→ Exercise objective
Which lines below hold the word "title"? Copy all of them.

Records that describe figures
********************

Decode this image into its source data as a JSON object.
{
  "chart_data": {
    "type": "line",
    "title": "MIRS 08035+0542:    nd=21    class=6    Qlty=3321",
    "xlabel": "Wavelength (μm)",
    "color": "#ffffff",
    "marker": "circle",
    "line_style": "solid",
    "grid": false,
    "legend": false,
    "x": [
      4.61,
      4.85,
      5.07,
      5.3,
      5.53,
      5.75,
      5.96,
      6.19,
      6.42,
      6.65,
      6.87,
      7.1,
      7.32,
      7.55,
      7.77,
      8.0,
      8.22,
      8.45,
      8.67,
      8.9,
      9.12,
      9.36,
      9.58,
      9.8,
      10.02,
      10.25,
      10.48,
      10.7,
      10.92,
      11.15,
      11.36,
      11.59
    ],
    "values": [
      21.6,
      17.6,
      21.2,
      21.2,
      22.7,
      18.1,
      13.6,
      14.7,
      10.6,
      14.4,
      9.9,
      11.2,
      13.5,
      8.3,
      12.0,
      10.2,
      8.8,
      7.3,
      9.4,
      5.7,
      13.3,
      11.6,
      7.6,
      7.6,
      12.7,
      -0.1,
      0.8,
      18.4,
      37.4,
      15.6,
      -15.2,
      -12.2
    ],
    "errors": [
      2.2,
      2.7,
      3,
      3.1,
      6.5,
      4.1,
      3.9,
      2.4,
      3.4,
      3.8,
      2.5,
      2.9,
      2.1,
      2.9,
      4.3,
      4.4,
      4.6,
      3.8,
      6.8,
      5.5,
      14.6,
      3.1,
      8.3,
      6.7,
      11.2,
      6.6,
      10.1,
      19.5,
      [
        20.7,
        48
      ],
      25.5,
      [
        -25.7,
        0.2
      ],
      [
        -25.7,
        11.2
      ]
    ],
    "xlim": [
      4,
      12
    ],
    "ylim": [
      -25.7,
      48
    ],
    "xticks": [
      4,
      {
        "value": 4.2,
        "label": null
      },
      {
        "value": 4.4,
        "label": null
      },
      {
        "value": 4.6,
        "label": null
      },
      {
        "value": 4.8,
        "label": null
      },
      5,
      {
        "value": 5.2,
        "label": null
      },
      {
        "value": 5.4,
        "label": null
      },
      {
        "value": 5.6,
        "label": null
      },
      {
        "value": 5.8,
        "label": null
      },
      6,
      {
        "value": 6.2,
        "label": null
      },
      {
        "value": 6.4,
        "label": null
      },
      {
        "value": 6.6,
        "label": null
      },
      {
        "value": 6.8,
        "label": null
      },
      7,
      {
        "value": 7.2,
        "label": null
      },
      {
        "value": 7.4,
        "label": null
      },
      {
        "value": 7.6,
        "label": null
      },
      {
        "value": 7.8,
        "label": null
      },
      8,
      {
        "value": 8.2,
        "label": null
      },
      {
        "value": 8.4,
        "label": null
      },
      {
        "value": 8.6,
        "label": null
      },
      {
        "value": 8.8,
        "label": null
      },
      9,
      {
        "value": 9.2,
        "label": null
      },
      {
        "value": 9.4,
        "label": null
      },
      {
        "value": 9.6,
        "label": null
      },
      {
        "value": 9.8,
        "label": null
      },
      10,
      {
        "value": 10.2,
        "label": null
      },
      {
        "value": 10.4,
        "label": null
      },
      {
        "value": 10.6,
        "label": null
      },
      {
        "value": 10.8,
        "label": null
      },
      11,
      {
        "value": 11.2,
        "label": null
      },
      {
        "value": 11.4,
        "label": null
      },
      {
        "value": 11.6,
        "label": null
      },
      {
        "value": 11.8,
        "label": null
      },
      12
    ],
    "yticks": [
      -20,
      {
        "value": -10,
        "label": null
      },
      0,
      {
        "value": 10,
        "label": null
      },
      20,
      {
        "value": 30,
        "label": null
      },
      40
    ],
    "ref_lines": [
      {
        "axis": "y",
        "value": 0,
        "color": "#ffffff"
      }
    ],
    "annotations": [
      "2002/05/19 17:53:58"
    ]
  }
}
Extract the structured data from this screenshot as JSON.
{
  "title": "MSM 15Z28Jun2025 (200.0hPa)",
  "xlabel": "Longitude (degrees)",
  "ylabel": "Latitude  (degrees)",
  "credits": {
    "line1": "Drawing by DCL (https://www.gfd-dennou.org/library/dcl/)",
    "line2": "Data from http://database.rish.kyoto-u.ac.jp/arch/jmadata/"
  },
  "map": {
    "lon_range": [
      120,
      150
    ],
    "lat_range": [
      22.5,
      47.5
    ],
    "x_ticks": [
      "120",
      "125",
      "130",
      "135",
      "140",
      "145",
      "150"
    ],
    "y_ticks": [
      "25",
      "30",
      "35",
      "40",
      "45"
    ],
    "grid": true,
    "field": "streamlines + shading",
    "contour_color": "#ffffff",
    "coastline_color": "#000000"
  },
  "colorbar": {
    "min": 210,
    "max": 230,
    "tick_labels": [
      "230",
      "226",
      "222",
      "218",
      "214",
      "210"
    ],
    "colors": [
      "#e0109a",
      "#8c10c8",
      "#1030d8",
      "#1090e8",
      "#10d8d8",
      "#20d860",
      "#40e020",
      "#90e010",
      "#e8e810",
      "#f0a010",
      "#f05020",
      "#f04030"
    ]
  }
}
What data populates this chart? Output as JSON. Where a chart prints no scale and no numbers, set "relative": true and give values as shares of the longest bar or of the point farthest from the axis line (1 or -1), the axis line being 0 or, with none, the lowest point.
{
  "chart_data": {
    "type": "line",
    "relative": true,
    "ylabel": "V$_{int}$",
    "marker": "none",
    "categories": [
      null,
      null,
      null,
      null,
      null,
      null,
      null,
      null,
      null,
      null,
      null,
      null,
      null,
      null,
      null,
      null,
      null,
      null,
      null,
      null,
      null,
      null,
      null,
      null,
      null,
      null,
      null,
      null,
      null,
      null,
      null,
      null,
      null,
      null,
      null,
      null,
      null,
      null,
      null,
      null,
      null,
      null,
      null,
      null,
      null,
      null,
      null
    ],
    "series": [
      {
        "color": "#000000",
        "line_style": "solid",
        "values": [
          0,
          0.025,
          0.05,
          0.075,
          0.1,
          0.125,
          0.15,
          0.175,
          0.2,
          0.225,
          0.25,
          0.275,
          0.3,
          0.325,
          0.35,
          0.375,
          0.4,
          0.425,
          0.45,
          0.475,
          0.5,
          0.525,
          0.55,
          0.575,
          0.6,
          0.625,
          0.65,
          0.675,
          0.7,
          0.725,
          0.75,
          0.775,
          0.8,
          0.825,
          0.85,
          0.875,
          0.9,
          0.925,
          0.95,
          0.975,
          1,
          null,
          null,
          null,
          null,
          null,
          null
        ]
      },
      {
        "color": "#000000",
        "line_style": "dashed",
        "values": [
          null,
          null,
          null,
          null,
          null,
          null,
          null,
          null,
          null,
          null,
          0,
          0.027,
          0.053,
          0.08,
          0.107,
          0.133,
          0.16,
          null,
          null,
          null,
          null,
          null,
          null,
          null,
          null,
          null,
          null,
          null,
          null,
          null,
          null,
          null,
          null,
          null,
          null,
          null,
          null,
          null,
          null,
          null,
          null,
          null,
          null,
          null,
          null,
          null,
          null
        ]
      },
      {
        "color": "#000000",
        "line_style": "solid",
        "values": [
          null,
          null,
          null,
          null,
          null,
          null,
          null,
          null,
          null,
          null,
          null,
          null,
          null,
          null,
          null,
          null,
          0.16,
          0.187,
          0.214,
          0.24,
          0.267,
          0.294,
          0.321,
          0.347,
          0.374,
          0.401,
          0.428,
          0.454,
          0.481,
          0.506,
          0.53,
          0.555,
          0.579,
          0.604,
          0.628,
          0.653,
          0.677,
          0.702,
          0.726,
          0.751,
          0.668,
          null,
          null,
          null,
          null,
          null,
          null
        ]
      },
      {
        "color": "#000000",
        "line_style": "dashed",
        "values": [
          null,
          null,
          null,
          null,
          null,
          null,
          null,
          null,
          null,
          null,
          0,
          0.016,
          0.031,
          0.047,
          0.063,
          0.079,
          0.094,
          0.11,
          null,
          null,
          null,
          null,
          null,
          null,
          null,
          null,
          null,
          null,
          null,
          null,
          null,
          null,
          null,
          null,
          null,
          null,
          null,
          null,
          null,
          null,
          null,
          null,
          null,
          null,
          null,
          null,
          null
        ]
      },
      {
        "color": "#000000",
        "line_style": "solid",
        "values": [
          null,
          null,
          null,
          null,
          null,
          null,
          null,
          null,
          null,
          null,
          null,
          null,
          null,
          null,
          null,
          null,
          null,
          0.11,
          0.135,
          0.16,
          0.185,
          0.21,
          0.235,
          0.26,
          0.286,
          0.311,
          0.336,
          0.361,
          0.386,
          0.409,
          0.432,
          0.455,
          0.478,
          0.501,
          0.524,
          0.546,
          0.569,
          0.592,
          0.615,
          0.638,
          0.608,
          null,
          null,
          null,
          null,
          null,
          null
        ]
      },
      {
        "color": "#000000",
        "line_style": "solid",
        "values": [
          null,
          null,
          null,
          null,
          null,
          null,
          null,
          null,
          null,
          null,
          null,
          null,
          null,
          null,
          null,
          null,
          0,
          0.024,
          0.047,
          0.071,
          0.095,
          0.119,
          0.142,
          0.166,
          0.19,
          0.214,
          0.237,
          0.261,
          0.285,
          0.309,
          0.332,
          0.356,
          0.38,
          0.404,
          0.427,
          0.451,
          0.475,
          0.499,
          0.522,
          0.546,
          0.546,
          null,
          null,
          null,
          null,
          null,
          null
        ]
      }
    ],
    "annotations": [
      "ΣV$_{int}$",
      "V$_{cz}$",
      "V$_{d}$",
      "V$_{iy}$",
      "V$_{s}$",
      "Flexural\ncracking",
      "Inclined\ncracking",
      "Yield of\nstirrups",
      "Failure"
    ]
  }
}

********************

→ Result
    "title": "MIRS 08035+0542:    nd=21    class=6    Qlty=3321",
  "title": "MSM 15Z28Jun2025 (200.0hPa)",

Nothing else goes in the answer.